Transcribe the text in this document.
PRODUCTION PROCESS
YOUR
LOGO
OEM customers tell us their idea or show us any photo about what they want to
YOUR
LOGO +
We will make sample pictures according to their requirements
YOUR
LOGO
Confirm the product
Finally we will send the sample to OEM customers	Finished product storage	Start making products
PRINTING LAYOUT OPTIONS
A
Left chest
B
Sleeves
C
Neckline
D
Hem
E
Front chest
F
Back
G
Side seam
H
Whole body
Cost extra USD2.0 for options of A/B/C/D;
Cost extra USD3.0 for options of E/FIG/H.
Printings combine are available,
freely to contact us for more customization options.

-- Aim of the exercise --
Go through the records above and retype each one exactly.

-- Final result --
Transcribe the text in this document.
PRODUCTION PROCESS
YOUR
LOGO
OEM customers tell us their idea or show us any photo about what they want to
YOUR
LOGO +
We will make sample pictures according to their requirements
YOUR
LOGO
Confirm the product
Finally we will send the sample to OEM customers	Finished product storage	Start making products
PRINTING LAYOUT OPTIONS
A
Left chest
B
Sleeves
C
Neckline
D
Hem
E
Front chest
F
Back
G
Side seam
H
Whole body
Cost extra USD2.0 for options of A/B/C/D;
Cost extra USD3.0 for options of E/FIG/H.
Printings combine are available,
freely to contact us for more customization options.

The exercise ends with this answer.